Your objective:
Copy the listing below, swapping every "paragraph-text" for "text-block" and leaving everything else as it is.

Dataset rows:
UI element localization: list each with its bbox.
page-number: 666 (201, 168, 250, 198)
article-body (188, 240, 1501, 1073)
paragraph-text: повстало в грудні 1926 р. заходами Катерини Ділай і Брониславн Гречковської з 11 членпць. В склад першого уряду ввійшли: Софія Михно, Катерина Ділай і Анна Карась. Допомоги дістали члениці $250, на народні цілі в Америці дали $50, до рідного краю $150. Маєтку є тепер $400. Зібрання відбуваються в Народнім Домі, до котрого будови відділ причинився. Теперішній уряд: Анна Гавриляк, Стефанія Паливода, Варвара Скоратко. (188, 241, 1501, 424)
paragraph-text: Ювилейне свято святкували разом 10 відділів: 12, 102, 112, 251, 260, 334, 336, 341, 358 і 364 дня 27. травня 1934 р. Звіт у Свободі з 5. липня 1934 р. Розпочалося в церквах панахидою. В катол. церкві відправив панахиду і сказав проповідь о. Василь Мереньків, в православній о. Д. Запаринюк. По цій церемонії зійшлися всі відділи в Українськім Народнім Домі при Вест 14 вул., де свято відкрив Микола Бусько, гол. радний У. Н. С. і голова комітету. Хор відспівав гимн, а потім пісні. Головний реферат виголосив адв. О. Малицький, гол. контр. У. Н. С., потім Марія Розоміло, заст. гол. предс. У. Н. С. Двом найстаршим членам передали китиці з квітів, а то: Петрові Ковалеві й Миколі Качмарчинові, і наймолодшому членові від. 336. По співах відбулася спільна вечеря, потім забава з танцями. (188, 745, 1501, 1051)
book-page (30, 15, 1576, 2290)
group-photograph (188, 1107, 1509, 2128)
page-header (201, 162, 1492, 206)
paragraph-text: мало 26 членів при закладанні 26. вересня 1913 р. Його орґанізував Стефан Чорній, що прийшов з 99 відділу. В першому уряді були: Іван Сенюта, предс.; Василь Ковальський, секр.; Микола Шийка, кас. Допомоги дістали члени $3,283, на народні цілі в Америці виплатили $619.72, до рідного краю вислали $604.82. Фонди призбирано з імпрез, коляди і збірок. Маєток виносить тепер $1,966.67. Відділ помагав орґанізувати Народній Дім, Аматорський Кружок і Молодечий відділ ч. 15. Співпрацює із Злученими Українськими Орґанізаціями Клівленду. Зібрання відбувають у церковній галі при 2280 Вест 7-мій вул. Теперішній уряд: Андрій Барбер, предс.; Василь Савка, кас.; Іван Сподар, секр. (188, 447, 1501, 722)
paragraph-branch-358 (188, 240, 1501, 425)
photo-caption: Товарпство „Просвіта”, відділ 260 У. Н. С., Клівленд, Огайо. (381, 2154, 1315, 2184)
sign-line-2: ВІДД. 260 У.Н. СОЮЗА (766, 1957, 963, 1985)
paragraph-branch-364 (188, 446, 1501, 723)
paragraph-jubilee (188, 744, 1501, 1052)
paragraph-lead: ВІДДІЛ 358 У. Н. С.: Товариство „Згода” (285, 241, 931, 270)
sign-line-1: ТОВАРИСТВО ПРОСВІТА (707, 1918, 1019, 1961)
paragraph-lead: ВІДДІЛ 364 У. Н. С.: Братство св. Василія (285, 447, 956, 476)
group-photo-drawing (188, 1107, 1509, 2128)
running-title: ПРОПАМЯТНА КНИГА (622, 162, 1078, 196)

Solution to the problem:
UI element localization: list each with its bbox.
page-number: 666 (201, 168, 250, 198)
article-body (188, 240, 1501, 1073)
text-block: повстало в грудні 1926 р. заходами Катерини Ділай і Брониславн Гречковської з 11 членпць. В склад першого уряду ввійшли: Софія Михно, Катерина Ділай і Анна Карась. Допомоги дістали члениці $250, на народні цілі в Америці дали $50, до рідного краю $150. Маєтку є тепер $400. Зібрання відбуваються в Народнім Домі, до котрого будови відділ причинився. Теперішній уряд: Анна Гавриляк, Стефанія Паливода, Варвара Скоратко. (188, 241, 1501, 424)
text-block: Ювилейне свято святкували разом 10 відділів: 12, 102, 112, 251, 260, 334, 336, 341, 358 і 364 дня 27. травня 1934 р. Звіт у Свободі з 5. липня 1934 р. Розпочалося в церквах панахидою. В катол. церкві відправив панахиду і сказав проповідь о. Василь Мереньків, в православній о. Д. Запаринюк. По цій церемонії зійшлися всі відділи в Українськім Народнім Домі при Вест 14 вул., де свято відкрив Микола Бусько, гол. радний У. Н. С. і голова комітету. Хор відспівав гимн, а потім пісні. Головний реферат виголосив адв. О. Малицький, гол. контр. У. Н. С., потім Марія Розоміло, заст. гол. предс. У. Н. С. Двом найстаршим членам передали китиці з квітів, а то: Петрові Ковалеві й Миколі Качмарчинові, і наймолодшому членові від. 336. По співах відбулася спільна вечеря, потім забава з танцями. (188, 745, 1501, 1051)
book-page (30, 15, 1576, 2290)
group-photograph (188, 1107, 1509, 2128)
page-header (201, 162, 1492, 206)
text-block: мало 26 членів при закладанні 26. вересня 1913 р. Його орґанізував Стефан Чорній, що прийшов з 99 відділу. В першому уряді були: Іван Сенюта, предс.; Василь Ковальський, секр.; Микола Шийка, кас. Допомоги дістали члени $3,283, на народні цілі в Америці виплатили $619.72, до рідного краю вислали $604.82. Фонди призбирано з імпрез, коляди і збірок. Маєток виносить тепер $1,966.67. Відділ помагав орґанізувати Народній Дім, Аматорський Кружок і Молодечий відділ ч. 15. Співпрацює із Злученими Українськими Орґанізаціями Клівленду. Зібрання відбувають у церковній галі при 2280 Вест 7-мій вул. Теперішній уряд: Андрій Барбер, предс.; Василь Савка, кас.; Іван Сподар, секр. (188, 447, 1501, 722)
paragraph-branch-358 (188, 240, 1501, 425)
photo-caption: Товарпство „Просвіта”, відділ 260 У. Н. С., Клівленд, Огайо. (381, 2154, 1315, 2184)
sign-line-2: ВІДД. 260 У.Н. СОЮЗА (766, 1957, 963, 1985)
paragraph-branch-364 (188, 446, 1501, 723)
paragraph-jubilee (188, 744, 1501, 1052)
paragraph-lead: ВІДДІЛ 358 У. Н. С.: Товариство „Згода” (285, 241, 931, 270)
sign-line-1: ТОВАРИСТВО ПРОСВІТА (707, 1918, 1019, 1961)
paragraph-lead: ВІДДІЛ 364 У. Н. С.: Братство св. Василія (285, 447, 956, 476)
group-photo-drawing (188, 1107, 1509, 2128)
running-title: ПРОПАМЯТНА КНИГА (622, 162, 1078, 196)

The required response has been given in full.